*Stated exercise*. Below is a listing; copy all of it exactly.

*Given records*.
--- START ---

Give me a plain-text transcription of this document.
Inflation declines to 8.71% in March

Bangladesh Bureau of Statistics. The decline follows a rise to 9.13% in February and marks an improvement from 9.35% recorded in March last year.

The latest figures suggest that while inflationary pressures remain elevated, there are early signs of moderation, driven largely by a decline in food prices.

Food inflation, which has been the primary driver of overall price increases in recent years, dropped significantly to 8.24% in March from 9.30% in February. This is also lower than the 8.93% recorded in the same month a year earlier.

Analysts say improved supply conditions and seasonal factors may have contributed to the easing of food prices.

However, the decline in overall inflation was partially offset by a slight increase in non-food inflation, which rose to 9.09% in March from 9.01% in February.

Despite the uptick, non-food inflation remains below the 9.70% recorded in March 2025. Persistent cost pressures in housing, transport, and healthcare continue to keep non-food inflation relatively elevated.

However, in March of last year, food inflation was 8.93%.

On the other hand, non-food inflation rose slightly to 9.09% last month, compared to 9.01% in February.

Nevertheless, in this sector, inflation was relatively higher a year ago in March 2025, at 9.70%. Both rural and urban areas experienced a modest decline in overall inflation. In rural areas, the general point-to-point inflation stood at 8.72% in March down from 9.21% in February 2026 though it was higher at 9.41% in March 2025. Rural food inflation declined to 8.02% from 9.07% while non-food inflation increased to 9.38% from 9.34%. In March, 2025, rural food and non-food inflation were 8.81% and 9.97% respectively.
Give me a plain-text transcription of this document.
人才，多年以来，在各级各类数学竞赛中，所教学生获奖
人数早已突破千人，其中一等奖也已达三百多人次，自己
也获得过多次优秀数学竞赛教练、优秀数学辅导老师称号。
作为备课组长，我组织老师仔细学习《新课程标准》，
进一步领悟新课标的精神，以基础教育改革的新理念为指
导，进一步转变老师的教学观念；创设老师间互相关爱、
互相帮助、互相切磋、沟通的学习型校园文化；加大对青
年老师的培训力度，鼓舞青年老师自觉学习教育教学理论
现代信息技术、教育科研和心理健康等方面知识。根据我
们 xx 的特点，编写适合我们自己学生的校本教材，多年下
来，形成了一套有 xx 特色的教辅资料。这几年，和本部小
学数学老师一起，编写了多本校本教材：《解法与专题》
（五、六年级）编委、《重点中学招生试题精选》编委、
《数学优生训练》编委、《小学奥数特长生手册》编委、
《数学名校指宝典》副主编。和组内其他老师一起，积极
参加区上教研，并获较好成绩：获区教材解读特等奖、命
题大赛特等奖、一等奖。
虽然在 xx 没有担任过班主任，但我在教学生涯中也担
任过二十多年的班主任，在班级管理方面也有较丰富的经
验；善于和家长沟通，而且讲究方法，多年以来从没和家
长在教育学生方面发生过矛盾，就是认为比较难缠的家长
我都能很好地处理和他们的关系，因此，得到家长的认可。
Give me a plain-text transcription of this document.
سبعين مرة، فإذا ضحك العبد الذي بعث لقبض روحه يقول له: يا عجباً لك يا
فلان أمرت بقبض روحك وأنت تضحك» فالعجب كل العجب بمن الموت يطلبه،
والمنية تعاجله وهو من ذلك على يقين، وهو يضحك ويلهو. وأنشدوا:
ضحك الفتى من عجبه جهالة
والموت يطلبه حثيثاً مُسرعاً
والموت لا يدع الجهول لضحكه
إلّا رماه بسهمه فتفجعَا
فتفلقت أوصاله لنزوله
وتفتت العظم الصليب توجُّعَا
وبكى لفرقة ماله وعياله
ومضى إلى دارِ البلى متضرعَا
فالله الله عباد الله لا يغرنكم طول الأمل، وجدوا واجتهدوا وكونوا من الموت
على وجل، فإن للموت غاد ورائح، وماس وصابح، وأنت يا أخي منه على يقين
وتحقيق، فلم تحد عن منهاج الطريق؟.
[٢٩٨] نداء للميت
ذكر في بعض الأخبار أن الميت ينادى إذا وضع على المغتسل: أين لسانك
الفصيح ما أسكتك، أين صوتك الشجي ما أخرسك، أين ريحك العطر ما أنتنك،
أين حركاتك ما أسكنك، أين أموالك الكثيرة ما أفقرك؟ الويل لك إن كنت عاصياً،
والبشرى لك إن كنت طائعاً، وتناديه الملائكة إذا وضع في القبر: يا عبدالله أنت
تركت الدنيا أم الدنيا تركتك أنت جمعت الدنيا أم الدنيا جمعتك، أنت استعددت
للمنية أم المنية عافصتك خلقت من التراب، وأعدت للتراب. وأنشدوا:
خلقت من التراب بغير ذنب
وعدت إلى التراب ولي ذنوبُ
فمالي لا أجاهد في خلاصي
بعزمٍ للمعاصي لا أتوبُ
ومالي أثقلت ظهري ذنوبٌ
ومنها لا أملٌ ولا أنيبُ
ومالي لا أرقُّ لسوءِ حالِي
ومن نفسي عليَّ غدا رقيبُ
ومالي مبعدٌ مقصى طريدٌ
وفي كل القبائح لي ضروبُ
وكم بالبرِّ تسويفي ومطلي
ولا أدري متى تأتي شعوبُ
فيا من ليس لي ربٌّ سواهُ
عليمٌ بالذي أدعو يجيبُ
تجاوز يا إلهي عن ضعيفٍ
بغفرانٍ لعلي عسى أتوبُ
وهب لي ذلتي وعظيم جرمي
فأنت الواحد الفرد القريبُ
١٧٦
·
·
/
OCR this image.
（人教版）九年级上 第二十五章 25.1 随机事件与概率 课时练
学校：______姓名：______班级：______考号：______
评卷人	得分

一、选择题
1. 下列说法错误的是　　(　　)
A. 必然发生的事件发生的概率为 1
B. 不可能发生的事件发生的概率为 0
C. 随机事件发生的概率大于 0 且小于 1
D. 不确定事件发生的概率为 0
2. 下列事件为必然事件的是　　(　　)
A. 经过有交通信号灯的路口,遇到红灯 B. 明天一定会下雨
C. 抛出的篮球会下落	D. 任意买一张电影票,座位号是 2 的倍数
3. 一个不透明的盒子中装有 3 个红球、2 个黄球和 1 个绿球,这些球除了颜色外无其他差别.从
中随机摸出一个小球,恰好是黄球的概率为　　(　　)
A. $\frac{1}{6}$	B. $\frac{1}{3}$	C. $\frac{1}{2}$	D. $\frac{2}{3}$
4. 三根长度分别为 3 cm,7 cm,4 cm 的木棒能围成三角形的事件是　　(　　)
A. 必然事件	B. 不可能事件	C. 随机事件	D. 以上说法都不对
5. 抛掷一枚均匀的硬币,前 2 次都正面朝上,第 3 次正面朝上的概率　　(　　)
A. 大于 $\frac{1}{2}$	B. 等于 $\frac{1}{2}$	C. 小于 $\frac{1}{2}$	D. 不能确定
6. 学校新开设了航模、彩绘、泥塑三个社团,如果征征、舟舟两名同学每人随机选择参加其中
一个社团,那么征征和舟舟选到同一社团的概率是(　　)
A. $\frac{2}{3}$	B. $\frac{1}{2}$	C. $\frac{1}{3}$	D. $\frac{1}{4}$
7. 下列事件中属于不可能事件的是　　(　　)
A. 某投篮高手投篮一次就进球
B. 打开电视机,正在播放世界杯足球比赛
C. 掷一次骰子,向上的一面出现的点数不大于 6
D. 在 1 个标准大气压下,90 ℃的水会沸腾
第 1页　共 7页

--- END ---

*Response*.
Give me a plain-text transcription of this document.
Inflation declines to 8.71% in March

Bangladesh Bureau of Statistics. The decline follows a rise to 9.13% in February and marks an improvement from 9.35% recorded in March last year.

The latest figures suggest that while inflationary pressures remain elevated, there are early signs of moderation, driven largely by a decline in food prices.

Food inflation, which has been the primary driver of overall price increases in recent years, dropped significantly to 8.24% in March from 9.30% in February. This is also lower than the 8.93% recorded in the same month a year earlier.

Analysts say improved supply conditions and seasonal factors may have contributed to the easing of food prices.

However, the decline in overall inflation was partially offset by a slight increase in non-food inflation, which rose to 9.09% in March from 9.01% in February.

Despite the uptick, non-food inflation remains below the 9.70% recorded in March 2025. Persistent cost pressures in housing, transport, and healthcare continue to keep non-food inflation relatively elevated.

However, in March of last year, food inflation was 8.93%.

On the other hand, non-food inflation rose slightly to 9.09% last month, compared to 9.01% in February.

Nevertheless, in this sector, inflation was relatively higher a year ago in March 2025, at 9.70%. Both rural and urban areas experienced a modest decline in overall inflation. In rural areas, the general point-to-point inflation stood at 8.72% in March down from 9.21% in February 2026 though it was higher at 9.41% in March 2025. Rural food inflation declined to 8.02% from 9.07% while non-food inflation increased to 9.38% from 9.34%. In March, 2025, rural food and non-food inflation were 8.81% and 9.97% respectively.
Give me a plain-text transcription of this document.
人才，多年以来，在各级各类数学竞赛中，所教学生获奖
人数早已突破千人，其中一等奖也已达三百多人次，自己
也获得过多次优秀数学竞赛教练、优秀数学辅导老师称号。
作为备课组长，我组织老师仔细学习《新课程标准》，
进一步领悟新课标的精神，以基础教育改革的新理念为指
导，进一步转变老师的教学观念；创设老师间互相关爱、
互相帮助、互相切磋、沟通的学习型校园文化；加大对青
年老师的培训力度，鼓舞青年老师自觉学习教育教学理论
现代信息技术、教育科研和心理健康等方面知识。根据我
们 xx 的特点，编写适合我们自己学生的校本教材，多年下
来，形成了一套有 xx 特色的教辅资料。这几年，和本部小
学数学老师一起，编写了多本校本教材：《解法与专题》
（五、六年级）编委、《重点中学招生试题精选》编委、
《数学优生训练》编委、《小学奥数特长生手册》编委、
《数学名校指宝典》副主编。和组内其他老师一起，积极
参加区上教研，并获较好成绩：获区教材解读特等奖、命
题大赛特等奖、一等奖。
虽然在 xx 没有担任过班主任，但我在教学生涯中也担
任过二十多年的班主任，在班级管理方面也有较丰富的经
验；善于和家长沟通，而且讲究方法，多年以来从没和家
长在教育学生方面发生过矛盾，就是认为比较难缠的家长
我都能很好地处理和他们的关系，因此，得到家长的认可。
Give me a plain-text transcription of this document.
سبعين مرة، فإذا ضحك العبد الذي بعث لقبض روحه يقول له: يا عجباً لك يا
فلان أمرت بقبض روحك وأنت تضحك» فالعجب كل العجب بمن الموت يطلبه،
والمنية تعاجله وهو من ذلك على يقين، وهو يضحك ويلهو. وأنشدوا:
ضحك الفتى من عجبه جهالة
والموت يطلبه حثيثاً مُسرعاً
والموت لا يدع الجهول لضحكه
إلّا رماه بسهمه فتفجعَا
فتفلقت أوصاله لنزوله
وتفتت العظم الصليب توجُّعَا
وبكى لفرقة ماله وعياله
ومضى إلى دارِ البلى متضرعَا
فالله الله عباد الله لا يغرنكم طول الأمل، وجدوا واجتهدوا وكونوا من الموت
على وجل، فإن للموت غاد ورائح، وماس وصابح، وأنت يا أخي منه على يقين
وتحقيق، فلم تحد عن منهاج الطريق؟.
[٢٩٨] نداء للميت
ذكر في بعض الأخبار أن الميت ينادى إذا وضع على المغتسل: أين لسانك
الفصيح ما أسكتك، أين صوتك الشجي ما أخرسك، أين ريحك العطر ما أنتنك،
أين حركاتك ما أسكنك، أين أموالك الكثيرة ما أفقرك؟ الويل لك إن كنت عاصياً،
والبشرى لك إن كنت طائعاً، وتناديه الملائكة إذا وضع في القبر: يا عبدالله أنت
تركت الدنيا أم الدنيا تركتك أنت جمعت الدنيا أم الدنيا جمعتك، أنت استعددت
للمنية أم المنية عافصتك خلقت من التراب، وأعدت للتراب. وأنشدوا:
خلقت من التراب بغير ذنب
وعدت إلى التراب ولي ذنوبُ
فمالي لا أجاهد في خلاصي
بعزمٍ للمعاصي لا أتوبُ
ومالي أثقلت ظهري ذنوبٌ
ومنها لا أملٌ ولا أنيبُ
ومالي لا أرقُّ لسوءِ حالِي
ومن نفسي عليَّ غدا رقيبُ
ومالي مبعدٌ مقصى طريدٌ
وفي كل القبائح لي ضروبُ
وكم بالبرِّ تسويفي ومطلي
ولا أدري متى تأتي شعوبُ
فيا من ليس لي ربٌّ سواهُ
عليمٌ بالذي أدعو يجيبُ
تجاوز يا إلهي عن ضعيفٍ
بغفرانٍ لعلي عسى أتوبُ
وهب لي ذلتي وعظيم جرمي
فأنت الواحد الفرد القريبُ
١٧٦
·
·
/
OCR this image.
（人教版）九年级上 第二十五章 25.1 随机事件与概率 课时练
学校：______姓名：______班级：______考号：______
评卷人	得分

一、选择题
1. 下列说法错误的是　　(　　)
A. 必然发生的事件发生的概率为 1
B. 不可能发生的事件发生的概率为 0
C. 随机事件发生的概率大于 0 且小于 1
D. 不确定事件发生的概率为 0
2. 下列事件为必然事件的是　　(　　)
A. 经过有交通信号灯的路口,遇到红灯 B. 明天一定会下雨
C. 抛出的篮球会下落	D. 任意买一张电影票,座位号是 2 的倍数
3. 一个不透明的盒子中装有 3 个红球、2 个黄球和 1 个绿球,这些球除了颜色外无其他差别.从
中随机摸出一个小球,恰好是黄球的概率为　　(　　)
A. $\frac{1}{6}$	B. $\frac{1}{3}$	C. $\frac{1}{2}$	D. $\frac{2}{3}$
4. 三根长度分别为 3 cm,7 cm,4 cm 的木棒能围成三角形的事件是　　(　　)
A. 必然事件	B. 不可能事件	C. 随机事件	D. 以上说法都不对
5. 抛掷一枚均匀的硬币,前 2 次都正面朝上,第 3 次正面朝上的概率　　(　　)
A. 大于 $\frac{1}{2}$	B. 等于 $\frac{1}{2}$	C. 小于 $\frac{1}{2}$	D. 不能确定
6. 学校新开设了航模、彩绘、泥塑三个社团,如果征征、舟舟两名同学每人随机选择参加其中
一个社团,那么征征和舟舟选到同一社团的概率是(　　)
A. $\frac{2}{3}$	B. $\frac{1}{2}$	C. $\frac{1}{3}$	D. $\frac{1}{4}$
7. 下列事件中属于不可能事件的是　　(　　)
A. 某投篮高手投篮一次就进球
B. 打开电视机,正在播放世界杯足球比赛
C. 掷一次骰子,向上的一面出现的点数不大于 6
D. 在 1 个标准大气压下,90 ℃的水会沸腾
第 1页　共 7页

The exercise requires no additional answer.